▶ WRITTEN REQUEST
Please retype every entry below word for word and line for line, leaving out the pictures.

▶ SUPPLIED MATERIAL

* * *

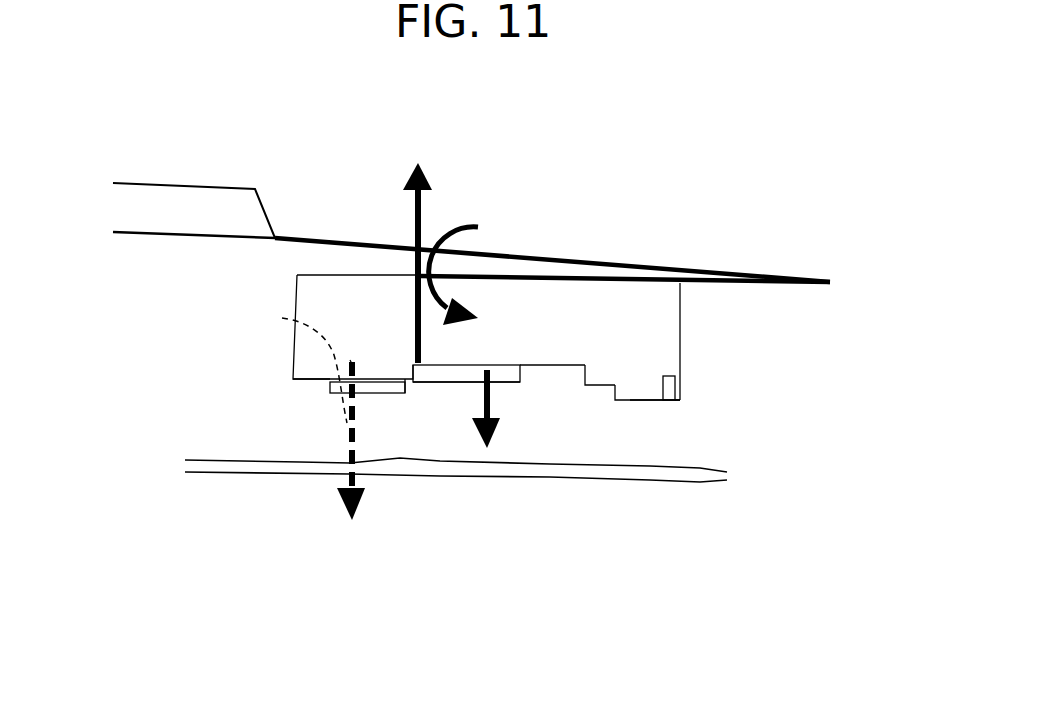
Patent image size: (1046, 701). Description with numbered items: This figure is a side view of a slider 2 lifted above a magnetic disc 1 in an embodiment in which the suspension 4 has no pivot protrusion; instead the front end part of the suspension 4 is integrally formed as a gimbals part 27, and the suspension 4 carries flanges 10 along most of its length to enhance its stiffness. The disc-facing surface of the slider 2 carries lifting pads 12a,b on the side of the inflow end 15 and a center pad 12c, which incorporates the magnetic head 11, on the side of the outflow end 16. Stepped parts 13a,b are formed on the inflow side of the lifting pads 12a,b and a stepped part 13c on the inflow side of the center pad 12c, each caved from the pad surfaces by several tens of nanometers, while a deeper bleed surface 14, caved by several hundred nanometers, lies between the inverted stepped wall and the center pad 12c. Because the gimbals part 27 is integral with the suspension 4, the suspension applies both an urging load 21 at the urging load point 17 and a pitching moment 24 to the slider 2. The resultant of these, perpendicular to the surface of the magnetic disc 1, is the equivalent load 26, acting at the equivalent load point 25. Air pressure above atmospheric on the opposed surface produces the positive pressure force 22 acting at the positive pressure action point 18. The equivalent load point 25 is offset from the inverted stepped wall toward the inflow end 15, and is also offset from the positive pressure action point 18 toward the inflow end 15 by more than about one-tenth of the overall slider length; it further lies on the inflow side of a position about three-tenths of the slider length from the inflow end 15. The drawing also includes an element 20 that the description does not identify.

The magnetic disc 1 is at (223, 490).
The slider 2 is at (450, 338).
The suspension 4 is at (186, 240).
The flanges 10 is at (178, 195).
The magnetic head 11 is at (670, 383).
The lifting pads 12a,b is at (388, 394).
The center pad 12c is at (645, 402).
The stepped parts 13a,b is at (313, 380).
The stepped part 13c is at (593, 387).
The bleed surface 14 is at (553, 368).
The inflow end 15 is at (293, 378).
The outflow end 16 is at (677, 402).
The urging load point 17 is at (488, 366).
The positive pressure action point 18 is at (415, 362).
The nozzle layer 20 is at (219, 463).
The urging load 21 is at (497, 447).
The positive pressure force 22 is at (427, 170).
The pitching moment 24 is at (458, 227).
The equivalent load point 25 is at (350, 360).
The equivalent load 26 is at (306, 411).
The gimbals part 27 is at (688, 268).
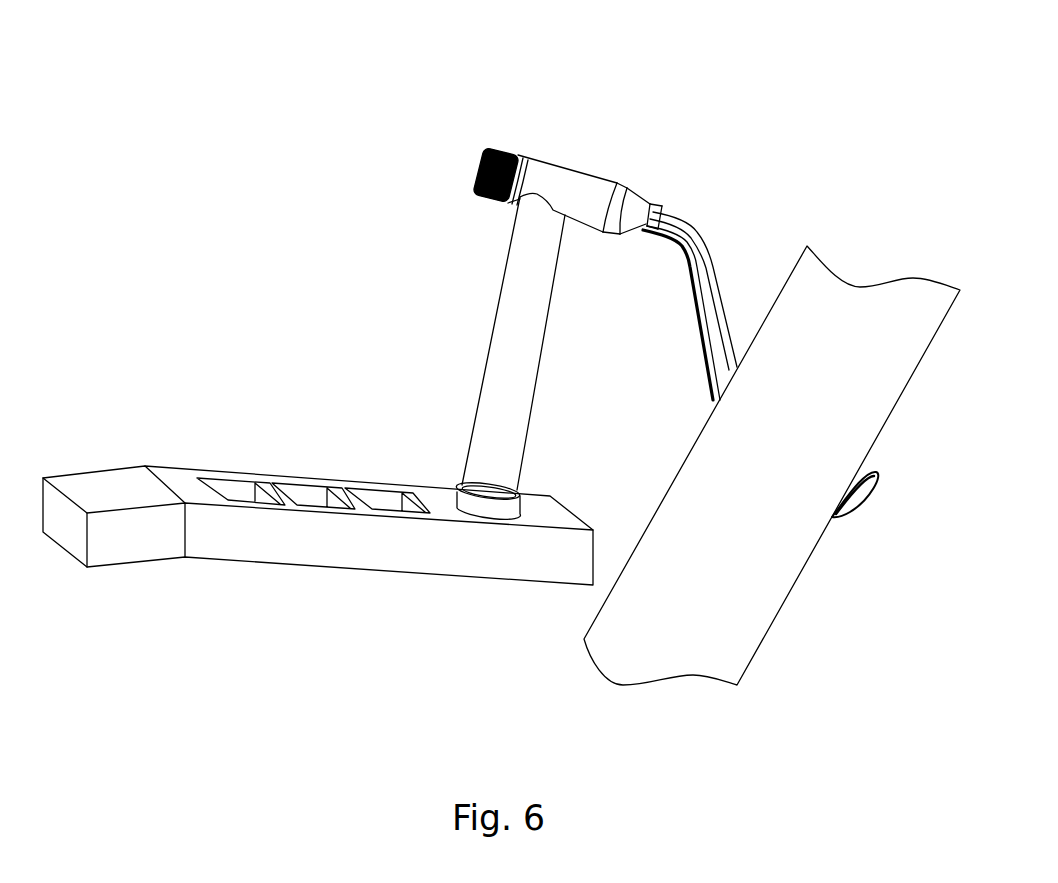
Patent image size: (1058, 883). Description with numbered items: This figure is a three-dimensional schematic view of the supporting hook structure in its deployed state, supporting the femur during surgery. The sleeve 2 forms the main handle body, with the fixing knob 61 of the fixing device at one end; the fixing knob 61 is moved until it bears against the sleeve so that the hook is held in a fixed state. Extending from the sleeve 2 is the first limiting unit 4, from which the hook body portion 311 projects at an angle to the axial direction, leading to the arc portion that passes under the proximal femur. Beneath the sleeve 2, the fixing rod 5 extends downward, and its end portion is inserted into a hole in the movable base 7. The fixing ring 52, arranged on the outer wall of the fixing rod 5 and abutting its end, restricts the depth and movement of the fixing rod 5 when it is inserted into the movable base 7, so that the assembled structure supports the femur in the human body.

* * *

▶ RESPONSE FOR THIS EXERCISE
Patent image size: (1046, 701). Description with numbered items: This figure is a side view of a slider 2 lifted above a magnetic disc 1 in an embodiment in which the suspension 4 has no pivot protrusion; instead the front end part of the suspension 4 is integrally formed as a gimbals part 27, and the suspension 4 carries flanges 10 along most of its length to enhance its stiffness. The disc-facing surface of the slider 2 carries lifting pads 12a,b on the side of the inflow end 15 and a center pad 12c, which incorporates the magnetic head 11, on the side of the outflow end 16. Stepped parts 13a,b are formed on the inflow side of the lifting pads 12a,b and a stepped part 13c on the inflow side of the center pad 12c, each caved from the pad surfaces by several tens of nanometers, while a deeper bleed surface 14, caved by several hundred nanometers, lies between the inverted stepped wall and the center pad 12c. Because the gimbals part 27 is integral with the suspension 4, the suspension applies both an urging load 21 at the urging load point 17 and a pitching moment 24 to the slider 2. The resultant of these, perpendicular to the surface of the magnetic disc 1, is the equivalent load 26, acting at the equivalent load point 25. Air pressure above atmospheric on the opposed surface produces the positive pressure force 22 acting at the positive pressure action point 18. The equivalent load point 25 is offset from the inverted stepped wall toward the inflow end 15, and is also offset from the positive pressure action point 18 toward the inflow end 15 by more than about one-tenth of the overall slider length; it further lies on the inflow side of a position about three-tenths of the slider length from the inflow end 15. The drawing also includes an element 20 that the description does not identify.

The magnetic disc 1 is at (223, 490).
The slider 2 is at (450, 338).
The suspension 4 is at (186, 240).
The flanges 10 is at (178, 195).
The magnetic head 11 is at (670, 383).
The lifting pads 12a,b is at (388, 394).
The center pad 12c is at (645, 402).
The stepped parts 13a,b is at (313, 380).
The stepped part 13c is at (593, 387).
The bleed surface 14 is at (553, 368).
The inflow end 15 is at (293, 378).
The outflow end 16 is at (677, 402).
The urging load point 17 is at (488, 366).
The positive pressure action point 18 is at (415, 362).
The nozzle layer 20 is at (219, 463).
The urging load 21 is at (497, 447).
The positive pressure force 22 is at (427, 170).
The pitching moment 24 is at (458, 227).
The equivalent load point 25 is at (350, 360).
The equivalent load 26 is at (306, 411).
The gimbals part 27 is at (688, 268).
Patent image size: (1058, 883). Description with numbered items: This figure is a three-dimensional schematic view of the supporting hook structure in its deployed state, supporting the femur during surgery. The sleeve 2 forms the main handle body, with the fixing knob 61 of the fixing device at one end; the fixing knob 61 is moved until it bears against the sleeve so that the hook is held in a fixed state. Extending from the sleeve 2 is the first limiting unit 4, from which the hook body portion 311 projects at an angle to the axial direction, leading to the arc portion that passes under the proximal femur. Beneath the sleeve 2, the fixing rod 5 extends downward, and its end portion is inserted into a hole in the movable base 7. The fixing ring 52, arranged on the outer wall of the fixing rod 5 and abutting its end, restricts the depth and movement of the fixing rod 5 when it is inserted into the movable base 7, so that the assembled structure supports the femur in the human body.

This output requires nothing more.